**Task details**
From the listing below, extract each line containing the string "text".

**Records from a data collection**

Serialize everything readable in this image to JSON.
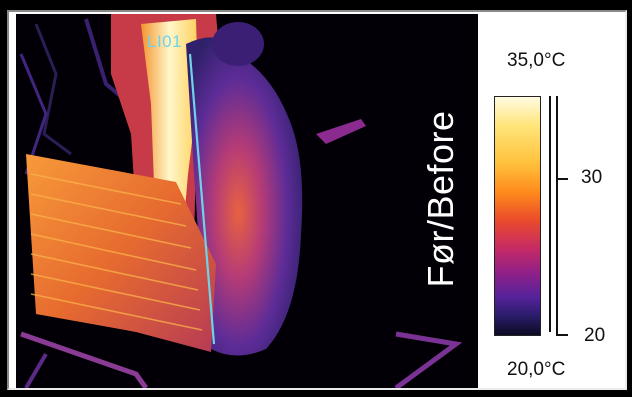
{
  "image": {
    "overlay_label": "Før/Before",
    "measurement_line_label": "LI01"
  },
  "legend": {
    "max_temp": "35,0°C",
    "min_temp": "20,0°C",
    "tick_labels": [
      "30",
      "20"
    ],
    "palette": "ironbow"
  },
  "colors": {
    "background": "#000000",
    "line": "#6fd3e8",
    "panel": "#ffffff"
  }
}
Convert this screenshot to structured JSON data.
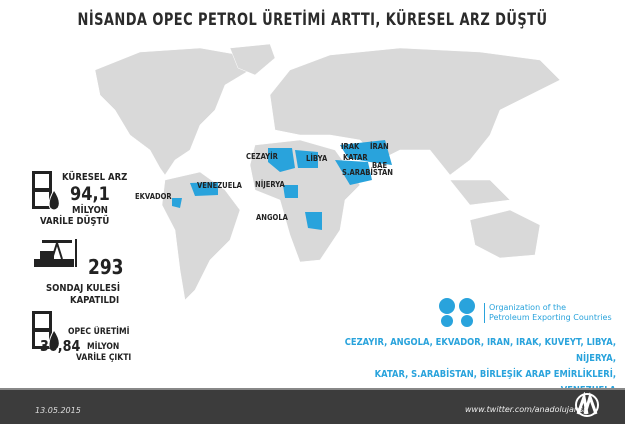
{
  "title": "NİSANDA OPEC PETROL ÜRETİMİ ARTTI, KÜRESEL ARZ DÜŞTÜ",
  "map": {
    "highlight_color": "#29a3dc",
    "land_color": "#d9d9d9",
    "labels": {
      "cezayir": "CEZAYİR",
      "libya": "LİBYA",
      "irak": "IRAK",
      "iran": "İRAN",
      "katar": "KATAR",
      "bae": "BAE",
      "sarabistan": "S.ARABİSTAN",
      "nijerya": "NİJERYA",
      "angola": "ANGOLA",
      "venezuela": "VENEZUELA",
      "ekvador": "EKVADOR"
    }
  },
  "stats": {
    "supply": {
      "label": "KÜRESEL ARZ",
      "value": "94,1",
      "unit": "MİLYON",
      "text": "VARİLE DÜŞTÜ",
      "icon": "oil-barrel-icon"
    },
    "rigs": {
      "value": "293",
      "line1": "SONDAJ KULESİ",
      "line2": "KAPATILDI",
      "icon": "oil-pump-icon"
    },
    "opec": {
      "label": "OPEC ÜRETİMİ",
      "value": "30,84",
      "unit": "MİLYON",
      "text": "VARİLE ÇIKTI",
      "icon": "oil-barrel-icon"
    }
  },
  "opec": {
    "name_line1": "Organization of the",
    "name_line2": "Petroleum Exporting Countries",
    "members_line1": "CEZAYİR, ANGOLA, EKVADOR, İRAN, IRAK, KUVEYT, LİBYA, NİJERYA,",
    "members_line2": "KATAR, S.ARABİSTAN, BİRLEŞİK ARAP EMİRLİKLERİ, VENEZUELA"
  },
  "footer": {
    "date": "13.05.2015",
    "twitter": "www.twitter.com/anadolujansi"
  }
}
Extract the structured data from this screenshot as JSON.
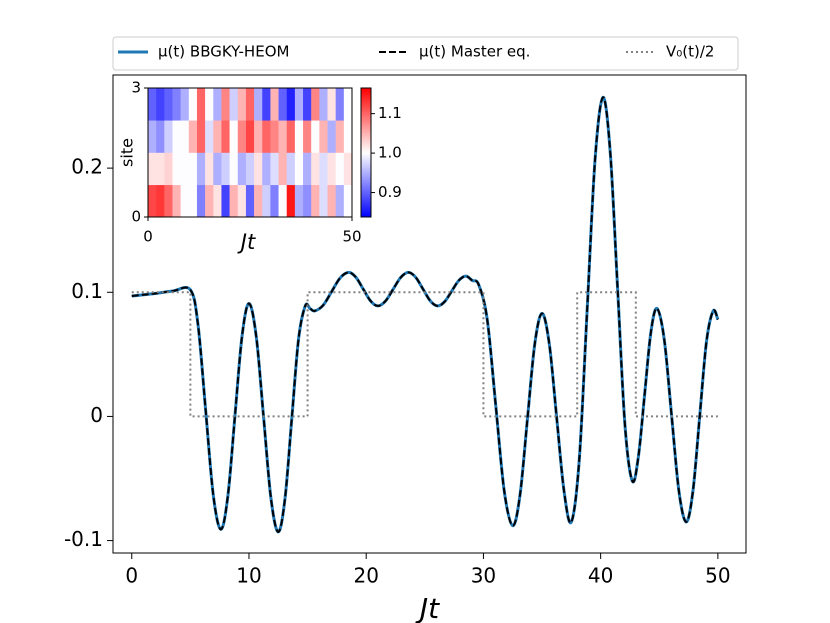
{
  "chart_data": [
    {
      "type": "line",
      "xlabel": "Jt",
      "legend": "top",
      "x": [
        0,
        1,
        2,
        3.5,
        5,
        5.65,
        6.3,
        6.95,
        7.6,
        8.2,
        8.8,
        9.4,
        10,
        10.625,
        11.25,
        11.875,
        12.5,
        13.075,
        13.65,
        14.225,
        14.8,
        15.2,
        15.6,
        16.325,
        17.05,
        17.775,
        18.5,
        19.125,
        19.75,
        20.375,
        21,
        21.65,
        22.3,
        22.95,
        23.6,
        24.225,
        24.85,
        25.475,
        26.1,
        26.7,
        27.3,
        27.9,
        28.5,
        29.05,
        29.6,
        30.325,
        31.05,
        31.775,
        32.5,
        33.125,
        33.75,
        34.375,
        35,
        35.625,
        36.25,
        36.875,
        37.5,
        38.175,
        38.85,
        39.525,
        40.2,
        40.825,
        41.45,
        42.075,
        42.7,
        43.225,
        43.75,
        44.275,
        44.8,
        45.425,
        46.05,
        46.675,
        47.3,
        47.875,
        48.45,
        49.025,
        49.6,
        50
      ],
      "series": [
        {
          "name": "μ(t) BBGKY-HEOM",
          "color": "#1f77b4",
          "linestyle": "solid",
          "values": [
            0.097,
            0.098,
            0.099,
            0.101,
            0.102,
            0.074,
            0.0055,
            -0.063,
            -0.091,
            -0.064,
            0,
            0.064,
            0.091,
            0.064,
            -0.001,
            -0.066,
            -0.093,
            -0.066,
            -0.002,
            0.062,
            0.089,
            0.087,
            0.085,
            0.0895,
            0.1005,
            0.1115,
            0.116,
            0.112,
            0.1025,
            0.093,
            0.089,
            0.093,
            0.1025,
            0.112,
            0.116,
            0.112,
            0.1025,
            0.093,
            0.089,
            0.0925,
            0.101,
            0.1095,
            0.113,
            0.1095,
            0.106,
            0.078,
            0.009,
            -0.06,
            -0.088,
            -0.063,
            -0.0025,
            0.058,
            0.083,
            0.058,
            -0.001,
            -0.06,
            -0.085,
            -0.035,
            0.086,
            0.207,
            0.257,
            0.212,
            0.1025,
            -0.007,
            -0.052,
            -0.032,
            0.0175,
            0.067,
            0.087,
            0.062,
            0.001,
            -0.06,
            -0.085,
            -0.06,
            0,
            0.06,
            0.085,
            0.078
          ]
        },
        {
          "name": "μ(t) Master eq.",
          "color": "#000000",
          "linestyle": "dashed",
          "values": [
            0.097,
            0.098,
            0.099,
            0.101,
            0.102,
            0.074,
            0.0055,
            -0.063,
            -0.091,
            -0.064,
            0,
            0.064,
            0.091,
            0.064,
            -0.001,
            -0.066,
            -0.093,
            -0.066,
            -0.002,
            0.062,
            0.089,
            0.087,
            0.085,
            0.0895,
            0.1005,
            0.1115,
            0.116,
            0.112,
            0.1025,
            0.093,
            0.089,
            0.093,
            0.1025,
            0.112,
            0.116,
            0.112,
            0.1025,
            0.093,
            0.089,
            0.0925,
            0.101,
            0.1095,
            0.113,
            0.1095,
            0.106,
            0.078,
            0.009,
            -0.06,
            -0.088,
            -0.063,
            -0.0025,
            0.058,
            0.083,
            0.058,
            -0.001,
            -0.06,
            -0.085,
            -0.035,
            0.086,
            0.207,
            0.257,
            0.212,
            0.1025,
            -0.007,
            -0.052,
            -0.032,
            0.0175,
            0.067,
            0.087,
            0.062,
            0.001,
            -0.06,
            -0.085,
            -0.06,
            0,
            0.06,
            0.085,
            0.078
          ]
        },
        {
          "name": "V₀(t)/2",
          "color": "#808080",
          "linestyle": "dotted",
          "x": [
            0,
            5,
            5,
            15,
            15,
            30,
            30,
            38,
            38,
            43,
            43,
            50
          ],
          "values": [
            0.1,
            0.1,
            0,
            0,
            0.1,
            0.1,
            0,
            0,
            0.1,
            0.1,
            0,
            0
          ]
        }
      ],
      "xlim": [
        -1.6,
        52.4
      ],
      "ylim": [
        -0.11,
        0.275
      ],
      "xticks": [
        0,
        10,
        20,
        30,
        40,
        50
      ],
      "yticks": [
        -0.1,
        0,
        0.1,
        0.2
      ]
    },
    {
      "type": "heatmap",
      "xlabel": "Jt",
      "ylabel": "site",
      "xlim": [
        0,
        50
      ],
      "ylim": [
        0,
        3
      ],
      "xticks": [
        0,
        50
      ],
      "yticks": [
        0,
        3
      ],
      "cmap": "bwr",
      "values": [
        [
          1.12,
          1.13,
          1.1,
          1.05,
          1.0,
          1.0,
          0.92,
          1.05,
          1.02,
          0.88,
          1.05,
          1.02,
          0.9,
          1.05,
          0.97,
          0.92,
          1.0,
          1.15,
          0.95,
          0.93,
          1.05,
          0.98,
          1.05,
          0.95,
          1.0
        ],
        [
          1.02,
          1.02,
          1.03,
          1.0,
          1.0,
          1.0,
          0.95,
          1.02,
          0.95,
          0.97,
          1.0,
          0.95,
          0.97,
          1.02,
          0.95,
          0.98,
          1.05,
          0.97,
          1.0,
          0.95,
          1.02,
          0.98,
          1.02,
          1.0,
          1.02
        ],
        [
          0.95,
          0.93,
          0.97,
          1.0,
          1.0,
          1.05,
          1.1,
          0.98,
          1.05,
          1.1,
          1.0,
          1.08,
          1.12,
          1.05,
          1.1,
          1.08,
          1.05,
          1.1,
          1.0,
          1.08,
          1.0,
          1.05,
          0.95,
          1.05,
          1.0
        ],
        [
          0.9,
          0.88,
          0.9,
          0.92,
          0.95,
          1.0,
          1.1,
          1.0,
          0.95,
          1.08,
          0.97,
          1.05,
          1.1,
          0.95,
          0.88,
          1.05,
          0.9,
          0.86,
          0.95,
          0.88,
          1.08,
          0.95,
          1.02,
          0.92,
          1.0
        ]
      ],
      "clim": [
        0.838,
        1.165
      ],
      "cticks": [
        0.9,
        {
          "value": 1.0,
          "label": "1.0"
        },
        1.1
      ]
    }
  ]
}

* * *

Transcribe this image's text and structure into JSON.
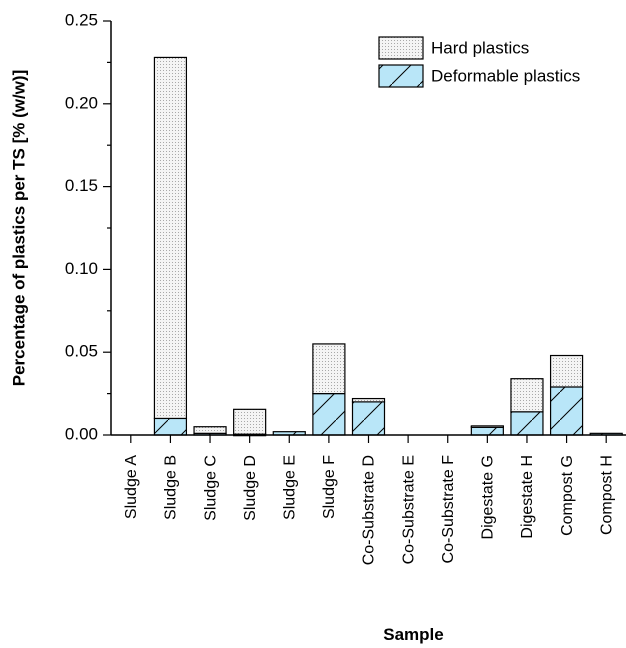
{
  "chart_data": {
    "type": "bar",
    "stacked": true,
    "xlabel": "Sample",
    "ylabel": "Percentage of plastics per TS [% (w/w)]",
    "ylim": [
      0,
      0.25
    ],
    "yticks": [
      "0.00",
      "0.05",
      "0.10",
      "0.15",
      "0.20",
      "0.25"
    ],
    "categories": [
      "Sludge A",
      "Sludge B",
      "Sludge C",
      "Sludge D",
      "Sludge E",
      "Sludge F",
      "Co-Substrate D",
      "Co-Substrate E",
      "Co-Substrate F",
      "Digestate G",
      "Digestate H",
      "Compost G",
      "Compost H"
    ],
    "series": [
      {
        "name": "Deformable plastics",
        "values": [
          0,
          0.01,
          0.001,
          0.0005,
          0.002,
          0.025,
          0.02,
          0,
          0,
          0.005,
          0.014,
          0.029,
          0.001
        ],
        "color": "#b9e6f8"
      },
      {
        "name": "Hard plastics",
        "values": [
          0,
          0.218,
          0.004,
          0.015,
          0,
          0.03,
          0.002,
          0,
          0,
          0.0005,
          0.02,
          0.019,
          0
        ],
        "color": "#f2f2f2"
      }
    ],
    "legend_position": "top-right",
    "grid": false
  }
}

==

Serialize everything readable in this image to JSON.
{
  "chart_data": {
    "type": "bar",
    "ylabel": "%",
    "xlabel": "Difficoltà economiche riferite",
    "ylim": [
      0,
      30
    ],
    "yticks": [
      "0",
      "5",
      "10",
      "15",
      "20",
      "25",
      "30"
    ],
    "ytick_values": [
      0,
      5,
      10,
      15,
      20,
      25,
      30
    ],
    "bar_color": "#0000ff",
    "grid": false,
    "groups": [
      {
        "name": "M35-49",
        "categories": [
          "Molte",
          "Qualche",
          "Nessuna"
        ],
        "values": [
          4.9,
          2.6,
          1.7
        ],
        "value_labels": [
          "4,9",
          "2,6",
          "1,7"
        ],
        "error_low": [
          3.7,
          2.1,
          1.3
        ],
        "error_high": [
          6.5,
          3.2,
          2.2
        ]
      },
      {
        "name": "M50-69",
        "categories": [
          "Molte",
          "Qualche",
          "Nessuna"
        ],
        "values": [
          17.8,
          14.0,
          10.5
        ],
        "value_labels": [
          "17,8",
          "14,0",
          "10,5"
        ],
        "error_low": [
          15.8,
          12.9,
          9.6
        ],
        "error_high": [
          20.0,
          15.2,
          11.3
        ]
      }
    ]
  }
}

**Solution to the exercise**
      "text": "VARİLE DÜŞTÜ",
      "text": "VARİLE ÇIKTI",
Transcribe this image's text and structure into JSON.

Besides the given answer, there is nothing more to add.